--- begin ---
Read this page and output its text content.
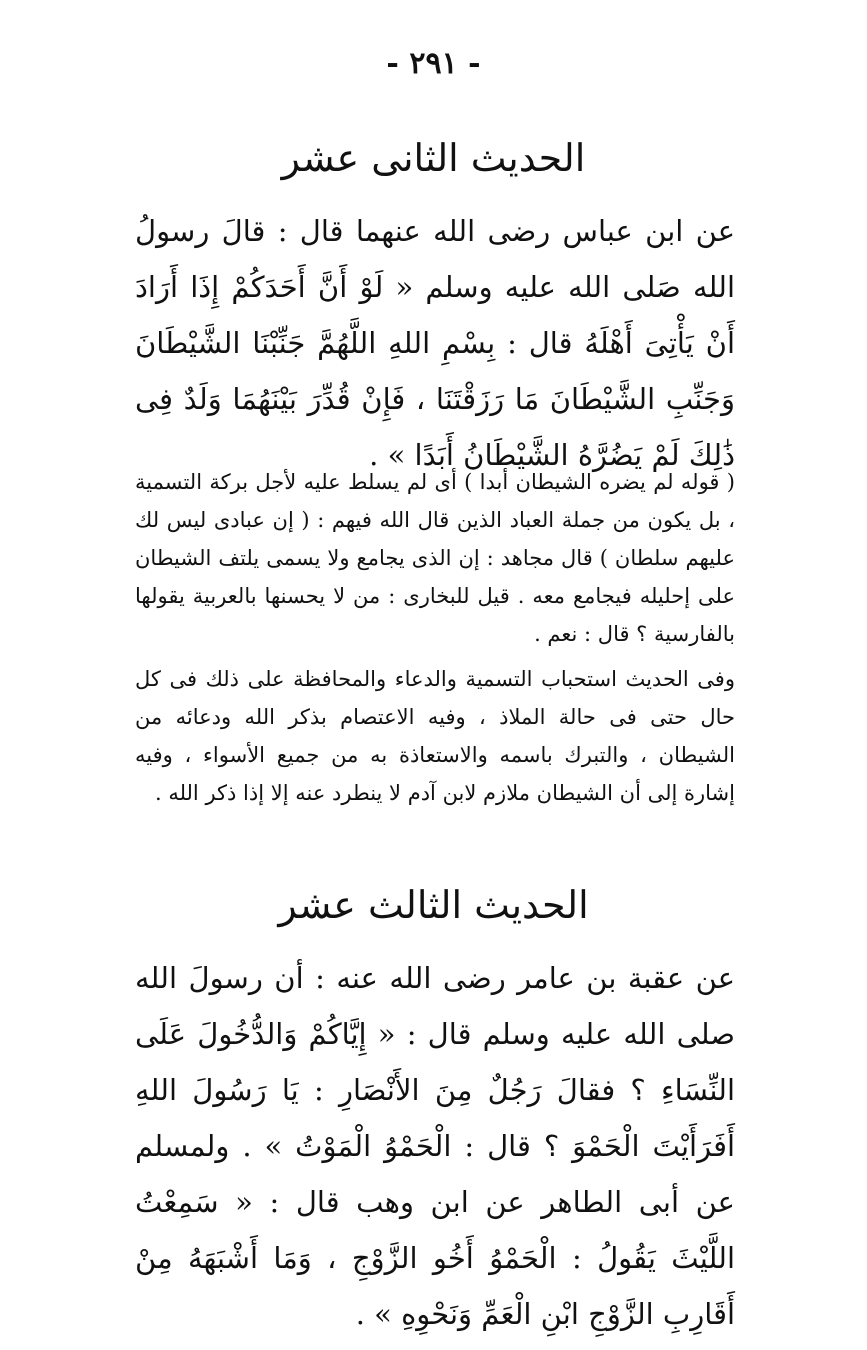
- ٢٩١ -
الحديث الثانى عشر

عن ابن عباس رضى الله عنهما قال : قالَ رسولُ الله صَلى الله عليه وسلم « لَوْ أَنَّ أَحَدَكُمْ إِذَا أَرَادَ أَنْ يَأْتِىَ أَهْلَهُ قال : بِسْمِ اللهِ اللَّهُمَّ جَنِّبْنَا الشَّيْطَانَ وَجَنِّبِ الشَّيْطَانَ مَا رَزَقْتَنَا ، فَإِنْ قُدِّرَ بَيْنَهُمَا وَلَدٌ فِى ذَٰلِكَ لَمْ يَضُرَّهُ الشَّيْطَانُ أَبَدًا » .

( قوله لم يضره الشيطان أبدا ) أى لم يسلط عليه لأجل بركة التسمية ، بل يكون من جملة العباد الذين قال الله فيهم : ( إن عبادى ليس لك عليهم سلطان ) قال مجاهد : إن الذى يجامع ولا يسمى يلتف الشيطان على إحليله فيجامع معه . قيل للبخارى : من لا يحسنها بالعربية يقولها بالفارسية ؟ قال : نعم .

وفى الحديث استحباب التسمية والدعاء والمحافظة على ذلك فى كل حال حتى فى حالة الملاذ ، وفيه الاعتصام بذكر الله ودعائه من الشيطان ، والتبرك باسمه والاستعاذة به من جميع الأسواء ، وفيه إشارة إلى أن الشيطان ملازم لابن آدم لا ينطرد عنه إلا إذا ذكر الله .

الحديث الثالث عشر

عن عقبة بن عامر رضى الله عنه : أن رسولَ الله صلى الله عليه وسلم قال : « إِيَّاكُمْ وَالدُّخُولَ عَلَى النِّسَاءِ ؟ فقالَ رَجُلٌ مِنَ الأَنْصَارِ : يَا رَسُولَ اللهِ أَفَرَأَيْتَ الْحَمْوَ ؟ قال : الْحَمْوُ الْمَوْتُ » . ولمسلم عن أبى الطاهر عن ابن وهب قال : « سَمِعْتُ اللَّيْثَ يَقُولُ : الْحَمْوُ أَخُو الزَّوْجِ ، وَمَا أَشْبَهَهُ مِنْ أَقَارِبِ الزَّوْجِ ابْنِ الْعَمِّ وَنَحْوِهِ » .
--- end ---
_WHAT IS NEEDED_:
Quote the records above in full, dropping each picture.

_RESULT OF THE EXERCISE_:
Read this page and output its text content.
- ٢٩١ -
الحديث الثانى عشر

عن ابن عباس رضى الله عنهما قال : قالَ رسولُ الله صَلى الله عليه وسلم « لَوْ أَنَّ أَحَدَكُمْ إِذَا أَرَادَ أَنْ يَأْتِىَ أَهْلَهُ قال : بِسْمِ اللهِ اللَّهُمَّ جَنِّبْنَا الشَّيْطَانَ وَجَنِّبِ الشَّيْطَانَ مَا رَزَقْتَنَا ، فَإِنْ قُدِّرَ بَيْنَهُمَا وَلَدٌ فِى ذَٰلِكَ لَمْ يَضُرَّهُ الشَّيْطَانُ أَبَدًا » .

( قوله لم يضره الشيطان أبدا ) أى لم يسلط عليه لأجل بركة التسمية ، بل يكون من جملة العباد الذين قال الله فيهم : ( إن عبادى ليس لك عليهم سلطان ) قال مجاهد : إن الذى يجامع ولا يسمى يلتف الشيطان على إحليله فيجامع معه . قيل للبخارى : من لا يحسنها بالعربية يقولها بالفارسية ؟ قال : نعم .

وفى الحديث استحباب التسمية والدعاء والمحافظة على ذلك فى كل حال حتى فى حالة الملاذ ، وفيه الاعتصام بذكر الله ودعائه من الشيطان ، والتبرك باسمه والاستعاذة به من جميع الأسواء ، وفيه إشارة إلى أن الشيطان ملازم لابن آدم لا ينطرد عنه إلا إذا ذكر الله .

الحديث الثالث عشر

عن عقبة بن عامر رضى الله عنه : أن رسولَ الله صلى الله عليه وسلم قال : « إِيَّاكُمْ وَالدُّخُولَ عَلَى النِّسَاءِ ؟ فقالَ رَجُلٌ مِنَ الأَنْصَارِ : يَا رَسُولَ اللهِ أَفَرَأَيْتَ الْحَمْوَ ؟ قال : الْحَمْوُ الْمَوْتُ » . ولمسلم عن أبى الطاهر عن ابن وهب قال : « سَمِعْتُ اللَّيْثَ يَقُولُ : الْحَمْوُ أَخُو الزَّوْجِ ، وَمَا أَشْبَهَهُ مِنْ أَقَارِبِ الزَّوْجِ ابْنِ الْعَمِّ وَنَحْوِهِ » .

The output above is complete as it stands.